* Work required
Find each line holding "飞翔下载" and copy it out.

##########

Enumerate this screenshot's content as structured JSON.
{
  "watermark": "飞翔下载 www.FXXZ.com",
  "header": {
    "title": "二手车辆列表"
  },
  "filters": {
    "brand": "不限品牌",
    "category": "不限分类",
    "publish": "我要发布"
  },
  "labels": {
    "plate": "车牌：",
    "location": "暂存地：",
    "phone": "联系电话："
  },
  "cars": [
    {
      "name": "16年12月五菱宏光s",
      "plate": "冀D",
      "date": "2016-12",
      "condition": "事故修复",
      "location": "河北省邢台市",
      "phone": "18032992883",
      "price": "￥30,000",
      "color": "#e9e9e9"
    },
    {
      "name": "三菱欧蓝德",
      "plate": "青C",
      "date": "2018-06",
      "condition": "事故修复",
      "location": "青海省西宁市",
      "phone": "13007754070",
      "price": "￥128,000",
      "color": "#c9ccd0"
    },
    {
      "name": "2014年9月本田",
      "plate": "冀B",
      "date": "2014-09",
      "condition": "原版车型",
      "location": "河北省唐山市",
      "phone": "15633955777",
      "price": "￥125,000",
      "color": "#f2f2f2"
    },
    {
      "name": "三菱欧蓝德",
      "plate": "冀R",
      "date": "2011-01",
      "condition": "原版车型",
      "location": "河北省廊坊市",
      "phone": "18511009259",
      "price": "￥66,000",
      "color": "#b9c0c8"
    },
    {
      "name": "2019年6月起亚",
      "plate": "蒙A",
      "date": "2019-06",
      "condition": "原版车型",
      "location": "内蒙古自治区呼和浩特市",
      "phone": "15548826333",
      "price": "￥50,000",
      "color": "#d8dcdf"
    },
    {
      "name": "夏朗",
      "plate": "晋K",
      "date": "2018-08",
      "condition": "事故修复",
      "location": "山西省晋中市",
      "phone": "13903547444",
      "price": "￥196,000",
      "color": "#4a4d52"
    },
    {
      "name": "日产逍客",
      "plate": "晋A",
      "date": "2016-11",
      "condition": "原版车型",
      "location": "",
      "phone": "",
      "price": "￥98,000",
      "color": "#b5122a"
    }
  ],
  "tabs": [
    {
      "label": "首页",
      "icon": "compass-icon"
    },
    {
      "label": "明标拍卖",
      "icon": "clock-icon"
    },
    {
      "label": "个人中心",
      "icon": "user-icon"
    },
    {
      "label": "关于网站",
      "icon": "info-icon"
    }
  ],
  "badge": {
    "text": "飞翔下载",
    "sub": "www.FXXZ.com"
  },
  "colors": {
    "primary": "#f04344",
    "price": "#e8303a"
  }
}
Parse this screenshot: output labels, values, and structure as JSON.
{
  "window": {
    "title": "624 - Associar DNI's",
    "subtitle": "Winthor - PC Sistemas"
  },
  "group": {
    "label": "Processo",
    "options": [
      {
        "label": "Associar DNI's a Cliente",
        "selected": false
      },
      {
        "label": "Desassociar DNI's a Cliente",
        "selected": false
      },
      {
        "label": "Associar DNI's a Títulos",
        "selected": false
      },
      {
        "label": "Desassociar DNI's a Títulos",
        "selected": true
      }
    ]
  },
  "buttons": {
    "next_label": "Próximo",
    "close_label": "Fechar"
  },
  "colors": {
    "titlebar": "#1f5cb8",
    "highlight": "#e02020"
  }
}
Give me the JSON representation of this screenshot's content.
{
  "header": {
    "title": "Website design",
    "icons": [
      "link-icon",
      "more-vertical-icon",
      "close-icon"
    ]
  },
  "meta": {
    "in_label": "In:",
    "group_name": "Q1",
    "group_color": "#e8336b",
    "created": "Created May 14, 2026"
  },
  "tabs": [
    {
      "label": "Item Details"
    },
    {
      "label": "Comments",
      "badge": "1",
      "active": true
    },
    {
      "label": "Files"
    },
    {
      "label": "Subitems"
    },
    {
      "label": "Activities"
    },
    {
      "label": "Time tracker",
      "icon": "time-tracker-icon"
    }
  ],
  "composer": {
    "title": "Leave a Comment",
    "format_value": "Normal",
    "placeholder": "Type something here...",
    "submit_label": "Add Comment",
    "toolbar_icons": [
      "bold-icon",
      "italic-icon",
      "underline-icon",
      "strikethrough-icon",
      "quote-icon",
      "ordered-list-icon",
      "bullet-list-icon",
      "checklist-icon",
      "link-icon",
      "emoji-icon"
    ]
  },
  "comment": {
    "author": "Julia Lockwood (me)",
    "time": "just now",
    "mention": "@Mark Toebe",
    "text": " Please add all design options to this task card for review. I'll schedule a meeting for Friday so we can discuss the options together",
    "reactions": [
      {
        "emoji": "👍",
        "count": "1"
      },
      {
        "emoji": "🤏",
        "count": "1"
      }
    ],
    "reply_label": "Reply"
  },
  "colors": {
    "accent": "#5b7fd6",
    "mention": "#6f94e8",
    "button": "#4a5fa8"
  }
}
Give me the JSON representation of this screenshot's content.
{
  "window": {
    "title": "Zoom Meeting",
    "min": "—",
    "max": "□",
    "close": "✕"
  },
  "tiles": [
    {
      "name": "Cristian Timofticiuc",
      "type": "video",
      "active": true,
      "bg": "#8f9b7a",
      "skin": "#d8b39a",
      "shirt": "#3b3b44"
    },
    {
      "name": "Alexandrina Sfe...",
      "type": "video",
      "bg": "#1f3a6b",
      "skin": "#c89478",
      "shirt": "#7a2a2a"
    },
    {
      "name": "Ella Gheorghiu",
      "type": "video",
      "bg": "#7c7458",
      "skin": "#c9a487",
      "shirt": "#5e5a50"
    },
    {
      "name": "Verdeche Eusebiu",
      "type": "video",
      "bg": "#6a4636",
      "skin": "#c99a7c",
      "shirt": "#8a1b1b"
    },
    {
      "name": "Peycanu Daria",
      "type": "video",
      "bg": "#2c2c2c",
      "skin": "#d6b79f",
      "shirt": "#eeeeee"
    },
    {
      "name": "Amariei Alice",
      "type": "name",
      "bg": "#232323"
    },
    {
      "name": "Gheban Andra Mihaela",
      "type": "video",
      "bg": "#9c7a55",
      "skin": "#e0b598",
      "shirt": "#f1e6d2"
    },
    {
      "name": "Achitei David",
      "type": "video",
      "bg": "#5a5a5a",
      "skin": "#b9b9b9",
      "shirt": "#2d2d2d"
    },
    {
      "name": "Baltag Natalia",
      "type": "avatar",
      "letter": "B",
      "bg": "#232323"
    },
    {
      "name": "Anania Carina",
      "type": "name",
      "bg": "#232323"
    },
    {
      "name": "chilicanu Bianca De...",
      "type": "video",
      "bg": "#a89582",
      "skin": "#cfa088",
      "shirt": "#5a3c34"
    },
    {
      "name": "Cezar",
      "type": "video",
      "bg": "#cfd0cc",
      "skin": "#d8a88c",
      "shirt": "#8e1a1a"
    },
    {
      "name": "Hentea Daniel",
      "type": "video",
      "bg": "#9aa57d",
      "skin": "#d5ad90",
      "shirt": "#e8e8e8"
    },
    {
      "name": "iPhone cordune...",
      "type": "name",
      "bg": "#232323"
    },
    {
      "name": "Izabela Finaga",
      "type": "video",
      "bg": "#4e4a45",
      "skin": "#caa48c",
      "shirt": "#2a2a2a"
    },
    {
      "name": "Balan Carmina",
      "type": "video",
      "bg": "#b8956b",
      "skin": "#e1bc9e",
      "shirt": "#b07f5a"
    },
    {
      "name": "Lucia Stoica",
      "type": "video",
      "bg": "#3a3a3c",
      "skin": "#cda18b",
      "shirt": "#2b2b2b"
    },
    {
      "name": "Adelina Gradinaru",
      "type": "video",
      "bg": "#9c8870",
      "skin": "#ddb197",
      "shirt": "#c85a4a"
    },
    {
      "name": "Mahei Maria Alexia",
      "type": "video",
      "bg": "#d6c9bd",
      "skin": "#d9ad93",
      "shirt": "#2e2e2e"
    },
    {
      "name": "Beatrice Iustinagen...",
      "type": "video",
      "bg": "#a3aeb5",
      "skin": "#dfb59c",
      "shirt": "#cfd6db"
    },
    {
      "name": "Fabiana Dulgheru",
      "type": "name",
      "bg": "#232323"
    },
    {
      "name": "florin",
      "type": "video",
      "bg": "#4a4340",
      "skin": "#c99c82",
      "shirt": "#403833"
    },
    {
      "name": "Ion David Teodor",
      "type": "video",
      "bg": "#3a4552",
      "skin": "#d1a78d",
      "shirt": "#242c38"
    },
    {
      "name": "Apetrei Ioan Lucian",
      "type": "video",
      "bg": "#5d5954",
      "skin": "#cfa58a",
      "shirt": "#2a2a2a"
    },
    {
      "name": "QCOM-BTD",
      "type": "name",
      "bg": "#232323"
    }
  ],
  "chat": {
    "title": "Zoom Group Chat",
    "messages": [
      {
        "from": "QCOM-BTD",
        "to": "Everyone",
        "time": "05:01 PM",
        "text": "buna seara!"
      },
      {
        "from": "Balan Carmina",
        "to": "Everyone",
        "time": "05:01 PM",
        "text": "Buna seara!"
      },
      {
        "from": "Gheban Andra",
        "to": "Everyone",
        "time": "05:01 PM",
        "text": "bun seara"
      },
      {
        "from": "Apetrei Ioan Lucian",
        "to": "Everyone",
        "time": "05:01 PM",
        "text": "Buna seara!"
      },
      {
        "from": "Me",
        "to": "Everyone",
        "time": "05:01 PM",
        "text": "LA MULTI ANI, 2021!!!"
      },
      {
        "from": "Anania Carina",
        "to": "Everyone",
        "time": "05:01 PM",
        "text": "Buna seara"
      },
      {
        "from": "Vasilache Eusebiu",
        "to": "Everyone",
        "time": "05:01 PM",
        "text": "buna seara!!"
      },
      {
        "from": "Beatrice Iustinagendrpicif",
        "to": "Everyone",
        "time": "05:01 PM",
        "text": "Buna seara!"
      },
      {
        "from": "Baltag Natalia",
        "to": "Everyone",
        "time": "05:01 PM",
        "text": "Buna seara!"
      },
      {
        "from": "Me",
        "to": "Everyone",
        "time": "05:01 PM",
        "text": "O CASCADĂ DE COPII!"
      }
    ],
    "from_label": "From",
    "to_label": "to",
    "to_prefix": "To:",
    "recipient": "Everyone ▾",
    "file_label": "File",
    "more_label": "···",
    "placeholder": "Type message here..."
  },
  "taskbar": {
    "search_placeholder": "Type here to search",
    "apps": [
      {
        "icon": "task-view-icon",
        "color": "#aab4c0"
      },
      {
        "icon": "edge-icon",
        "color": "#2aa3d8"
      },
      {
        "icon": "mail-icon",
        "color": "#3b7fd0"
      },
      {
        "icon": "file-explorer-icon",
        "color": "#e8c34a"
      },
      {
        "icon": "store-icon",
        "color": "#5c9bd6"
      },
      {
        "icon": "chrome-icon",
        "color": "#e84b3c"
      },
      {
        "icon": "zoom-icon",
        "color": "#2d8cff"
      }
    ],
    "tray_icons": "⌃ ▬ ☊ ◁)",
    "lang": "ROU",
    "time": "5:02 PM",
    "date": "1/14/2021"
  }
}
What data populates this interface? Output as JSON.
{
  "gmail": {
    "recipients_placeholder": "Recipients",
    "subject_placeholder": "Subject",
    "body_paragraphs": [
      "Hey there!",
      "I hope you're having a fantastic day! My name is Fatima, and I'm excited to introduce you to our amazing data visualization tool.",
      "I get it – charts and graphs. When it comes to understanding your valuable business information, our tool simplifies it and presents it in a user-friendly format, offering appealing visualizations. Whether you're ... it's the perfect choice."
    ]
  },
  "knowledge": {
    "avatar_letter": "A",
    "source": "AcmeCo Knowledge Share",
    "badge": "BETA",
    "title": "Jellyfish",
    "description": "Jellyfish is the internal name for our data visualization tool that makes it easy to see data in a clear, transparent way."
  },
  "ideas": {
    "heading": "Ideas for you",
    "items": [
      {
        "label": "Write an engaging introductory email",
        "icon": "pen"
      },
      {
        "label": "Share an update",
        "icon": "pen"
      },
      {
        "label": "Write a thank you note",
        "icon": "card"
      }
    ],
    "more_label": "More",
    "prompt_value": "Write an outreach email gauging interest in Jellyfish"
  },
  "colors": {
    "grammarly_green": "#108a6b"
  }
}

##########

* Answer in full
  "watermark": "飞翔下载 www.FXXZ.com",
    "text": "飞翔下载",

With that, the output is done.